What you need to do: Reproduce the material word for word; the images stay out.

Figure contents as structured data:
▼

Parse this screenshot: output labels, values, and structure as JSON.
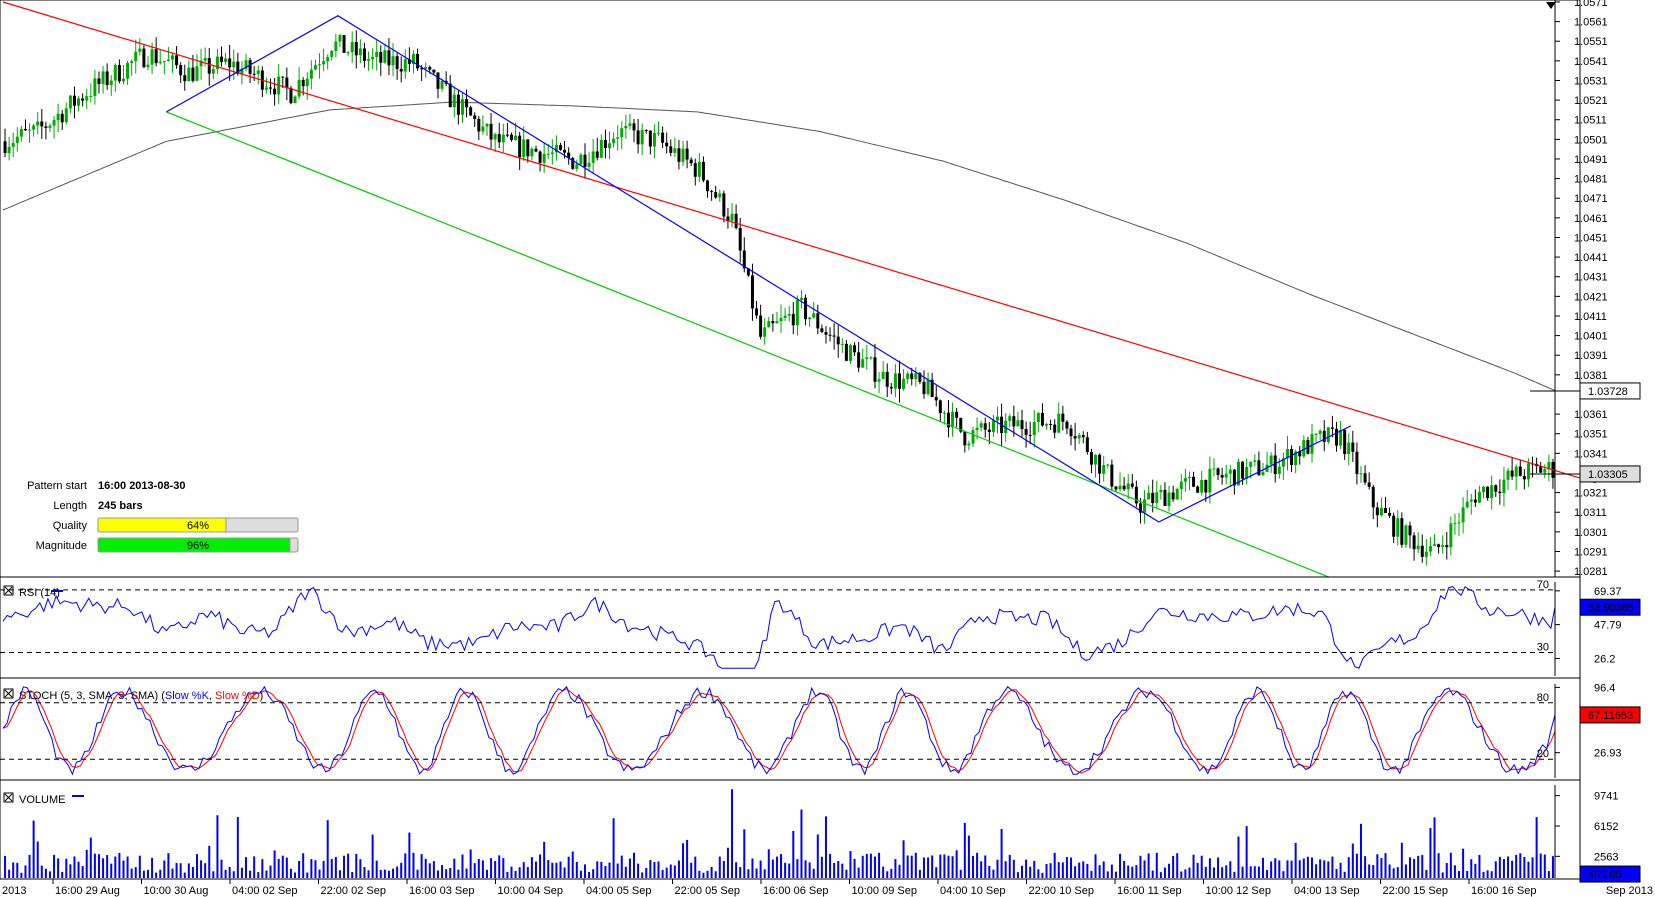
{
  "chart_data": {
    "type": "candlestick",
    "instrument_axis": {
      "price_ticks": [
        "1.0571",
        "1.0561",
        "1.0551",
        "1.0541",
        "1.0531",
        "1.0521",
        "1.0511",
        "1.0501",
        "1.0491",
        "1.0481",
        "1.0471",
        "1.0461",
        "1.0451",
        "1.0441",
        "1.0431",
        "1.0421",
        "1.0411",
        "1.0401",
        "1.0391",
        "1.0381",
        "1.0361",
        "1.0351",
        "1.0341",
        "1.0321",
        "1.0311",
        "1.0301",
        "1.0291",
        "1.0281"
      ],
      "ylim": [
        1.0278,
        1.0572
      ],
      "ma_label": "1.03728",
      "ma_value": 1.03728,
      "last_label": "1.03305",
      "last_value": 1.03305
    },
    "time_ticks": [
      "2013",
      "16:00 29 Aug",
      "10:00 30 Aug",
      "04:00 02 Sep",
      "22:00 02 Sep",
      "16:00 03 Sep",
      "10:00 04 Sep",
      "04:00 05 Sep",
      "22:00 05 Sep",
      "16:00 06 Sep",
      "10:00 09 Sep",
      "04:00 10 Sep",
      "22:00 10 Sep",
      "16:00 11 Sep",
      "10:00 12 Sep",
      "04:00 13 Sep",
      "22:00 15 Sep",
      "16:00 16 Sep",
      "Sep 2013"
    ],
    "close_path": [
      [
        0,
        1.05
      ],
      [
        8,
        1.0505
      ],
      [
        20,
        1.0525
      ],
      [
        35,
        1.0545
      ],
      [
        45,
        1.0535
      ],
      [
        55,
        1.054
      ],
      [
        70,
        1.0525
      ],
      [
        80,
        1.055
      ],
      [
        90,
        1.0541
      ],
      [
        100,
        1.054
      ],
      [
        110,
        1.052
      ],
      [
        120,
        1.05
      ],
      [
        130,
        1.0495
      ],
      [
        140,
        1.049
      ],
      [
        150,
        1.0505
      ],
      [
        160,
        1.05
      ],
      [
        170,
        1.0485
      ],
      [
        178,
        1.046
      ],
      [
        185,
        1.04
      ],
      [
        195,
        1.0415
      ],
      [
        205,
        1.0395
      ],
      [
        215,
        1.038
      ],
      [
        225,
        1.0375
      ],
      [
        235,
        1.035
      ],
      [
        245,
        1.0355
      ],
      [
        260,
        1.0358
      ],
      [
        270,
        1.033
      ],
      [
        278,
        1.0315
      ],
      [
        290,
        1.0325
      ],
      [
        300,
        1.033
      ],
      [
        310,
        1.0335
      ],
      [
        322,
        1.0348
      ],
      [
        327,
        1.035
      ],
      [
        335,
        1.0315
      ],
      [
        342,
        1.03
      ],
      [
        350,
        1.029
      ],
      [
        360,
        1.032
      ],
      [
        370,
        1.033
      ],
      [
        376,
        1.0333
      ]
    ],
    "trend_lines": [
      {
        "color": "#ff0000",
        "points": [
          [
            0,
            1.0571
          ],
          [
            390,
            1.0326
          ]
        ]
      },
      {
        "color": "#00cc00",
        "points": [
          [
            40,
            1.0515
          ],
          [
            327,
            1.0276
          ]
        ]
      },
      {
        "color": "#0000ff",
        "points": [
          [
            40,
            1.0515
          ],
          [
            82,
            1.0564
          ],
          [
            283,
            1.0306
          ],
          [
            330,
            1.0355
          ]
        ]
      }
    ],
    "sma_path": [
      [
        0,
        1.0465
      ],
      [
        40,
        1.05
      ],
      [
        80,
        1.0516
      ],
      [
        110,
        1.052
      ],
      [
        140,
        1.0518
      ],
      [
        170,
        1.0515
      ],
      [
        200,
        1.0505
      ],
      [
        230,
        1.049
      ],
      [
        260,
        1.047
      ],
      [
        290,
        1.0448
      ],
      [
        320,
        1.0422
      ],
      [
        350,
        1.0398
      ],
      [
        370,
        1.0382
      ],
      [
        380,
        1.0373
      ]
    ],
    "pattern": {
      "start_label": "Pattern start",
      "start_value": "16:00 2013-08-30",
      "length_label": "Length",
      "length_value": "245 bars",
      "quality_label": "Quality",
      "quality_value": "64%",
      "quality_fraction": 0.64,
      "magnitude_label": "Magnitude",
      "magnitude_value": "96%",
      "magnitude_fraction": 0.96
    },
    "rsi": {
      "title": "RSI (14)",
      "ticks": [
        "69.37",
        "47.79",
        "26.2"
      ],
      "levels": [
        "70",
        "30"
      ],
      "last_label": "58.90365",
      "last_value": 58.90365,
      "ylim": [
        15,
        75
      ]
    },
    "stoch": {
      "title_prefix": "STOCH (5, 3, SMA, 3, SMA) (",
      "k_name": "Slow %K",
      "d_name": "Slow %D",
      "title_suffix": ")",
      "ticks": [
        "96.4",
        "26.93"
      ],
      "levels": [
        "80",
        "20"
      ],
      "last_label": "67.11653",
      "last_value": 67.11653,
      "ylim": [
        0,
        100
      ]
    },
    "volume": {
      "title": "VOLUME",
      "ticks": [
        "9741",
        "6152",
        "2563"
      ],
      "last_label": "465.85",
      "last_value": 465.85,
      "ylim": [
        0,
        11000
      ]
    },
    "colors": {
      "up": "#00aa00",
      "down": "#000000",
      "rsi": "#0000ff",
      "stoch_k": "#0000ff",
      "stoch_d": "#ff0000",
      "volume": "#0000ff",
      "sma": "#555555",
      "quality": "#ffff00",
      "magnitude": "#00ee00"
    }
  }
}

▲

Answer in full:
Parse this screenshot: output labels, values, and structure as JSON.
{
  "chart_data": {
    "type": "candlestick",
    "instrument_axis": {
      "price_ticks": [
        "1.0571",
        "1.0561",
        "1.0551",
        "1.0541",
        "1.0531",
        "1.0521",
        "1.0511",
        "1.0501",
        "1.0491",
        "1.0481",
        "1.0471",
        "1.0461",
        "1.0451",
        "1.0441",
        "1.0431",
        "1.0421",
        "1.0411",
        "1.0401",
        "1.0391",
        "1.0381",
        "1.0361",
        "1.0351",
        "1.0341",
        "1.0321",
        "1.0311",
        "1.0301",
        "1.0291",
        "1.0281"
      ],
      "ylim": [
        1.0278,
        1.0572
      ],
      "ma_label": "1.03728",
      "ma_value": 1.03728,
      "last_label": "1.03305",
      "last_value": 1.03305
    },
    "time_ticks": [
      "2013",
      "16:00 29 Aug",
      "10:00 30 Aug",
      "04:00 02 Sep",
      "22:00 02 Sep",
      "16:00 03 Sep",
      "10:00 04 Sep",
      "04:00 05 Sep",
      "22:00 05 Sep",
      "16:00 06 Sep",
      "10:00 09 Sep",
      "04:00 10 Sep",
      "22:00 10 Sep",
      "16:00 11 Sep",
      "10:00 12 Sep",
      "04:00 13 Sep",
      "22:00 15 Sep",
      "16:00 16 Sep",
      "Sep 2013"
    ],
    "close_path": [
      [
        0,
        1.05
      ],
      [
        8,
        1.0505
      ],
      [
        20,
        1.0525
      ],
      [
        35,
        1.0545
      ],
      [
        45,
        1.0535
      ],
      [
        55,
        1.054
      ],
      [
        70,
        1.0525
      ],
      [
        80,
        1.055
      ],
      [
        90,
        1.0541
      ],
      [
        100,
        1.054
      ],
      [
        110,
        1.052
      ],
      [
        120,
        1.05
      ],
      [
        130,
        1.0495
      ],
      [
        140,
        1.049
      ],
      [
        150,
        1.0505
      ],
      [
        160,
        1.05
      ],
      [
        170,
        1.0485
      ],
      [
        178,
        1.046
      ],
      [
        185,
        1.04
      ],
      [
        195,
        1.0415
      ],
      [
        205,
        1.0395
      ],
      [
        215,
        1.038
      ],
      [
        225,
        1.0375
      ],
      [
        235,
        1.035
      ],
      [
        245,
        1.0355
      ],
      [
        260,
        1.0358
      ],
      [
        270,
        1.033
      ],
      [
        278,
        1.0315
      ],
      [
        290,
        1.0325
      ],
      [
        300,
        1.033
      ],
      [
        310,
        1.0335
      ],
      [
        322,
        1.0348
      ],
      [
        327,
        1.035
      ],
      [
        335,
        1.0315
      ],
      [
        342,
        1.03
      ],
      [
        350,
        1.029
      ],
      [
        360,
        1.032
      ],
      [
        370,
        1.033
      ],
      [
        376,
        1.0333
      ]
    ],
    "trend_lines": [
      {
        "color": "#ff0000",
        "points": [
          [
            0,
            1.0571
          ],
          [
            390,
            1.0326
          ]
        ]
      },
      {
        "color": "#00cc00",
        "points": [
          [
            40,
            1.0515
          ],
          [
            327,
            1.0276
          ]
        ]
      },
      {
        "color": "#0000ff",
        "points": [
          [
            40,
            1.0515
          ],
          [
            82,
            1.0564
          ],
          [
            283,
            1.0306
          ],
          [
            330,
            1.0355
          ]
        ]
      }
    ],
    "sma_path": [
      [
        0,
        1.0465
      ],
      [
        40,
        1.05
      ],
      [
        80,
        1.0516
      ],
      [
        110,
        1.052
      ],
      [
        140,
        1.0518
      ],
      [
        170,
        1.0515
      ],
      [
        200,
        1.0505
      ],
      [
        230,
        1.049
      ],
      [
        260,
        1.047
      ],
      [
        290,
        1.0448
      ],
      [
        320,
        1.0422
      ],
      [
        350,
        1.0398
      ],
      [
        370,
        1.0382
      ],
      [
        380,
        1.0373
      ]
    ],
    "pattern": {
      "start_label": "Pattern start",
      "start_value": "16:00 2013-08-30",
      "length_label": "Length",
      "length_value": "245 bars",
      "quality_label": "Quality",
      "quality_value": "64%",
      "quality_fraction": 0.64,
      "magnitude_label": "Magnitude",
      "magnitude_value": "96%",
      "magnitude_fraction": 0.96
    },
    "rsi": {
      "title": "RSI (14)",
      "ticks": [
        "69.37",
        "47.79",
        "26.2"
      ],
      "levels": [
        "70",
        "30"
      ],
      "last_label": "58.90365",
      "last_value": 58.90365,
      "ylim": [
        15,
        75
      ]
    },
    "stoch": {
      "title_prefix": "STOCH (5, 3, SMA, 3, SMA) (",
      "k_name": "Slow %K",
      "d_name": "Slow %D",
      "title_suffix": ")",
      "ticks": [
        "96.4",
        "26.93"
      ],
      "levels": [
        "80",
        "20"
      ],
      "last_label": "67.11653",
      "last_value": 67.11653,
      "ylim": [
        0,
        100
      ]
    },
    "volume": {
      "title": "VOLUME",
      "ticks": [
        "9741",
        "6152",
        "2563"
      ],
      "last_label": "465.85",
      "last_value": 465.85,
      "ylim": [
        0,
        11000
      ]
    },
    "colors": {
      "up": "#00aa00",
      "down": "#000000",
      "rsi": "#0000ff",
      "stoch_k": "#0000ff",
      "stoch_d": "#ff0000",
      "volume": "#0000ff",
      "sma": "#555555",
      "quality": "#ffff00",
      "magnitude": "#00ee00"
    }
  }
}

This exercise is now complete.